Task to carry out ->
Take down each entry exactly as written.

Input data ->
--------------------------------------------------
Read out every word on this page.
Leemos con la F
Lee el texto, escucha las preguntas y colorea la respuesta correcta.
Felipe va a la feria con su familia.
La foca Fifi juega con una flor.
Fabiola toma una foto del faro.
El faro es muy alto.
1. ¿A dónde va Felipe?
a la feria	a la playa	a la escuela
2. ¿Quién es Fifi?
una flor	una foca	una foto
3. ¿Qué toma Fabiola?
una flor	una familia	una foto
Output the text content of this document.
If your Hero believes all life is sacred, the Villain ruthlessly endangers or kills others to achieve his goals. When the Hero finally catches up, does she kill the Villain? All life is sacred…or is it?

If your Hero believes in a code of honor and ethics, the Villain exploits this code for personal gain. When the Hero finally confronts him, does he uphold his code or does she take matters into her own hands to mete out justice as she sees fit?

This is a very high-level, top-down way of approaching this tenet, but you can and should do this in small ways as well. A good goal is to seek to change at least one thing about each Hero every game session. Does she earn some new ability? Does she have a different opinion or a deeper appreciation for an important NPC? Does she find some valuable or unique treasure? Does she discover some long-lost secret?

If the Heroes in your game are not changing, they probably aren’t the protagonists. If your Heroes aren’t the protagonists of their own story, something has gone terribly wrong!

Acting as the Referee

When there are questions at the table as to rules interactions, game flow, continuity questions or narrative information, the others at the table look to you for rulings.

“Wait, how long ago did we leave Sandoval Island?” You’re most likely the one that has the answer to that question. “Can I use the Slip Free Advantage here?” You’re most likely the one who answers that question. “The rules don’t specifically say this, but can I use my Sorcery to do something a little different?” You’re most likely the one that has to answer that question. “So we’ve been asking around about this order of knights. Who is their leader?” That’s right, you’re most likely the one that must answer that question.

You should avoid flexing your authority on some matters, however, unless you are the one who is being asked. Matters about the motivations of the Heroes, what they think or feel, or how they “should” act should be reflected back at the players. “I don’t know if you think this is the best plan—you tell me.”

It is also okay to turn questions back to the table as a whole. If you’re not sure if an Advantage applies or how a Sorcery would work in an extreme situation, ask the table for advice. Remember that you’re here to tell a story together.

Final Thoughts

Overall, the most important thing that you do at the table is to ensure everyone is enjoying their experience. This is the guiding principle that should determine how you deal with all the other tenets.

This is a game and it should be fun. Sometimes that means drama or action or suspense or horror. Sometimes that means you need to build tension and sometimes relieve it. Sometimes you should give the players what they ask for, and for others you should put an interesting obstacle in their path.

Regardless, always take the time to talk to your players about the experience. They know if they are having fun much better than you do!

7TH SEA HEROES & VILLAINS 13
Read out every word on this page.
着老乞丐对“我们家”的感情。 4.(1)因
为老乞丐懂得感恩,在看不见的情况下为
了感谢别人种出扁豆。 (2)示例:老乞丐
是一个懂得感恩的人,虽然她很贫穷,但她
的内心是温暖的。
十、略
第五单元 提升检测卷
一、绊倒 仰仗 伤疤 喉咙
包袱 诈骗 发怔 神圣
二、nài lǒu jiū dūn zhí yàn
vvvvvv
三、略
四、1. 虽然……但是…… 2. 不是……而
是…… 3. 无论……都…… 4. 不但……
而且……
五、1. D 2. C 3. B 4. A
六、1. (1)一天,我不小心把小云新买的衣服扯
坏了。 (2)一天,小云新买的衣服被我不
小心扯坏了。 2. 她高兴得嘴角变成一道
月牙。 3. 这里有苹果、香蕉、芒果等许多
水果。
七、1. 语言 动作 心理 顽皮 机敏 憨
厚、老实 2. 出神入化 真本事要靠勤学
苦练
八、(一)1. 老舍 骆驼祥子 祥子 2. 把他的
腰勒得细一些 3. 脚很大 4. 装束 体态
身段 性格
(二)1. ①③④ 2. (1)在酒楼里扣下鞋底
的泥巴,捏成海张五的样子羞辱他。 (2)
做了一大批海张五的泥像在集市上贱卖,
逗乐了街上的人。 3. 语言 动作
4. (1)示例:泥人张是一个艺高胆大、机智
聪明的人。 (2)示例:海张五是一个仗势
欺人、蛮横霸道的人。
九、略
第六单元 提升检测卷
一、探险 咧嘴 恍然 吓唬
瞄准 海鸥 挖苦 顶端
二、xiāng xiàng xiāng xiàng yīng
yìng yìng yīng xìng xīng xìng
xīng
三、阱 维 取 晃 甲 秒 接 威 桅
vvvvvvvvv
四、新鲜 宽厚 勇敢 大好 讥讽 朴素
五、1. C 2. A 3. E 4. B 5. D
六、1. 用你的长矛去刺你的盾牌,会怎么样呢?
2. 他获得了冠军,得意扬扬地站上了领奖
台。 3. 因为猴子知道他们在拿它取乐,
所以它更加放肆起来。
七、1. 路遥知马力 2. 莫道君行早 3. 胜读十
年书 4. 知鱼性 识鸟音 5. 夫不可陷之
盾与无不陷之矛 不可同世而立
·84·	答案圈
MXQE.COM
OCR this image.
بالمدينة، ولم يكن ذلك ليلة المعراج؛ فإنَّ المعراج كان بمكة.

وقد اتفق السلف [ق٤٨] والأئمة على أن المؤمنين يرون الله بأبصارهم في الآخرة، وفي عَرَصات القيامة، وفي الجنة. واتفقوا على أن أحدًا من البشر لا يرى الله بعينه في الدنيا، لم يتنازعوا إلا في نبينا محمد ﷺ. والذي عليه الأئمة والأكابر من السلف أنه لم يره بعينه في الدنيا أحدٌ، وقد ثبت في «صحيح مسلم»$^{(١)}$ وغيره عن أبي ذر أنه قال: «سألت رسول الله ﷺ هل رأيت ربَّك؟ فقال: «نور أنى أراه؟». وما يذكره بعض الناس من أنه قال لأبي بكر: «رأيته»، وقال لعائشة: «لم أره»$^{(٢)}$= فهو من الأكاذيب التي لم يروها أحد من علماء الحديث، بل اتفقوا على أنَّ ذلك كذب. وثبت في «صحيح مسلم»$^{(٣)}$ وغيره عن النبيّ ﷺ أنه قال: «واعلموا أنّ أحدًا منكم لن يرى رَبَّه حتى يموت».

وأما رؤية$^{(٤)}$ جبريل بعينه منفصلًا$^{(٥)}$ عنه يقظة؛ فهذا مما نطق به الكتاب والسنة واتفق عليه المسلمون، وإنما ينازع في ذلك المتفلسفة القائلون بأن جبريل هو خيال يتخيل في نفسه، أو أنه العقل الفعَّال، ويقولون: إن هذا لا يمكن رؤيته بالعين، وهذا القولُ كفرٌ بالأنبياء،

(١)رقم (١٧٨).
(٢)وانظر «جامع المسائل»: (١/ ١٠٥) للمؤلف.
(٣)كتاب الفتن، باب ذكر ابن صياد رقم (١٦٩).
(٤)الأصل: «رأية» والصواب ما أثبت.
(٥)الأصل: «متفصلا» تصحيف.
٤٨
--------------------------------------------------
Finished exercise ->
Read out every word on this page.
Leemos con la F
Lee el texto, escucha las preguntas y colorea la respuesta correcta.
Felipe va a la feria con su familia.
La foca Fifi juega con una flor.
Fabiola toma una foto del faro.
El faro es muy alto.
1. ¿A dónde va Felipe?
a la feria	a la playa	a la escuela
2. ¿Quién es Fifi?
una flor	una foca	una foto
3. ¿Qué toma Fabiola?
una flor	una familia	una foto
Output the text content of this document.
If your Hero believes all life is sacred, the Villain ruthlessly endangers or kills others to achieve his goals. When the Hero finally catches up, does she kill the Villain? All life is sacred…or is it?

If your Hero believes in a code of honor and ethics, the Villain exploits this code for personal gain. When the Hero finally confronts him, does he uphold his code or does she take matters into her own hands to mete out justice as she sees fit?

This is a very high-level, top-down way of approaching this tenet, but you can and should do this in small ways as well. A good goal is to seek to change at least one thing about each Hero every game session. Does she earn some new ability? Does she have a different opinion or a deeper appreciation for an important NPC? Does she find some valuable or unique treasure? Does she discover some long-lost secret?

If the Heroes in your game are not changing, they probably aren’t the protagonists. If your Heroes aren’t the protagonists of their own story, something has gone terribly wrong!

Acting as the Referee

When there are questions at the table as to rules interactions, game flow, continuity questions or narrative information, the others at the table look to you for rulings.

“Wait, how long ago did we leave Sandoval Island?” You’re most likely the one that has the answer to that question. “Can I use the Slip Free Advantage here?” You’re most likely the one who answers that question. “The rules don’t specifically say this, but can I use my Sorcery to do something a little different?” You’re most likely the one that has to answer that question. “So we’ve been asking around about this order of knights. Who is their leader?” That’s right, you’re most likely the one that must answer that question.

You should avoid flexing your authority on some matters, however, unless you are the one who is being asked. Matters about the motivations of the Heroes, what they think or feel, or how they “should” act should be reflected back at the players. “I don’t know if you think this is the best plan—you tell me.”

It is also okay to turn questions back to the table as a whole. If you’re not sure if an Advantage applies or how a Sorcery would work in an extreme situation, ask the table for advice. Remember that you’re here to tell a story together.

Final Thoughts

Overall, the most important thing that you do at the table is to ensure everyone is enjoying their experience. This is the guiding principle that should determine how you deal with all the other tenets.

This is a game and it should be fun. Sometimes that means drama or action or suspense or horror. Sometimes that means you need to build tension and sometimes relieve it. Sometimes you should give the players what they ask for, and for others you should put an interesting obstacle in their path.

Regardless, always take the time to talk to your players about the experience. They know if they are having fun much better than you do!

7TH SEA HEROES & VILLAINS 13
Read out every word on this page.
着老乞丐对“我们家”的感情。 4.(1)因
为老乞丐懂得感恩,在看不见的情况下为
了感谢别人种出扁豆。 (2)示例:老乞丐
是一个懂得感恩的人,虽然她很贫穷,但她
的内心是温暖的。
十、略
第五单元 提升检测卷
一、绊倒 仰仗 伤疤 喉咙
包袱 诈骗 发怔 神圣
二、nài lǒu jiū dūn zhí yàn
vvvvvv
三、略
四、1. 虽然……但是…… 2. 不是……而
是…… 3. 无论……都…… 4. 不但……
而且……
五、1. D 2. C 3. B 4. A
六、1. (1)一天,我不小心把小云新买的衣服扯
坏了。 (2)一天,小云新买的衣服被我不
小心扯坏了。 2. 她高兴得嘴角变成一道
月牙。 3. 这里有苹果、香蕉、芒果等许多
水果。
七、1. 语言 动作 心理 顽皮 机敏 憨
厚、老实 2. 出神入化 真本事要靠勤学
苦练
八、(一)1. 老舍 骆驼祥子 祥子 2. 把他的
腰勒得细一些 3. 脚很大 4. 装束 体态
身段 性格
(二)1. ①③④ 2. (1)在酒楼里扣下鞋底
的泥巴,捏成海张五的样子羞辱他。 (2)
做了一大批海张五的泥像在集市上贱卖,
逗乐了街上的人。 3. 语言 动作
4. (1)示例:泥人张是一个艺高胆大、机智
聪明的人。 (2)示例:海张五是一个仗势
欺人、蛮横霸道的人。
九、略
第六单元 提升检测卷
一、探险 咧嘴 恍然 吓唬
瞄准 海鸥 挖苦 顶端
二、xiāng xiàng xiāng xiàng yīng
yìng yìng yīng xìng xīng xìng
xīng
三、阱 维 取 晃 甲 秒 接 威 桅
vvvvvvvvv
四、新鲜 宽厚 勇敢 大好 讥讽 朴素
五、1. C 2. A 3. E 4. B 5. D
六、1. 用你的长矛去刺你的盾牌,会怎么样呢?
2. 他获得了冠军,得意扬扬地站上了领奖
台。 3. 因为猴子知道他们在拿它取乐,
所以它更加放肆起来。
七、1. 路遥知马力 2. 莫道君行早 3. 胜读十
年书 4. 知鱼性 识鸟音 5. 夫不可陷之
盾与无不陷之矛 不可同世而立
·84·	答案圈
MXQE.COM
OCR this image.
بالمدينة، ولم يكن ذلك ليلة المعراج؛ فإنَّ المعراج كان بمكة.

وقد اتفق السلف [ق٤٨] والأئمة على أن المؤمنين يرون الله بأبصارهم في الآخرة، وفي عَرَصات القيامة، وفي الجنة. واتفقوا على أن أحدًا من البشر لا يرى الله بعينه في الدنيا، لم يتنازعوا إلا في نبينا محمد ﷺ. والذي عليه الأئمة والأكابر من السلف أنه لم يره بعينه في الدنيا أحدٌ، وقد ثبت في «صحيح مسلم»$^{(١)}$ وغيره عن أبي ذر أنه قال: «سألت رسول الله ﷺ هل رأيت ربَّك؟ فقال: «نور أنى أراه؟». وما يذكره بعض الناس من أنه قال لأبي بكر: «رأيته»، وقال لعائشة: «لم أره»$^{(٢)}$= فهو من الأكاذيب التي لم يروها أحد من علماء الحديث، بل اتفقوا على أنَّ ذلك كذب. وثبت في «صحيح مسلم»$^{(٣)}$ وغيره عن النبيّ ﷺ أنه قال: «واعلموا أنّ أحدًا منكم لن يرى رَبَّه حتى يموت».

وأما رؤية$^{(٤)}$ جبريل بعينه منفصلًا$^{(٥)}$ عنه يقظة؛ فهذا مما نطق به الكتاب والسنة واتفق عليه المسلمون، وإنما ينازع في ذلك المتفلسفة القائلون بأن جبريل هو خيال يتخيل في نفسه، أو أنه العقل الفعَّال، ويقولون: إن هذا لا يمكن رؤيته بالعين، وهذا القولُ كفرٌ بالأنبياء،

(١)رقم (١٧٨).
(٢)وانظر «جامع المسائل»: (١/ ١٠٥) للمؤلف.
(٣)كتاب الفتن، باب ذكر ابن صياد رقم (١٦٩).
(٤)الأصل: «رأية» والصواب ما أثبت.
(٥)الأصل: «متفصلا» تصحيف.
٤٨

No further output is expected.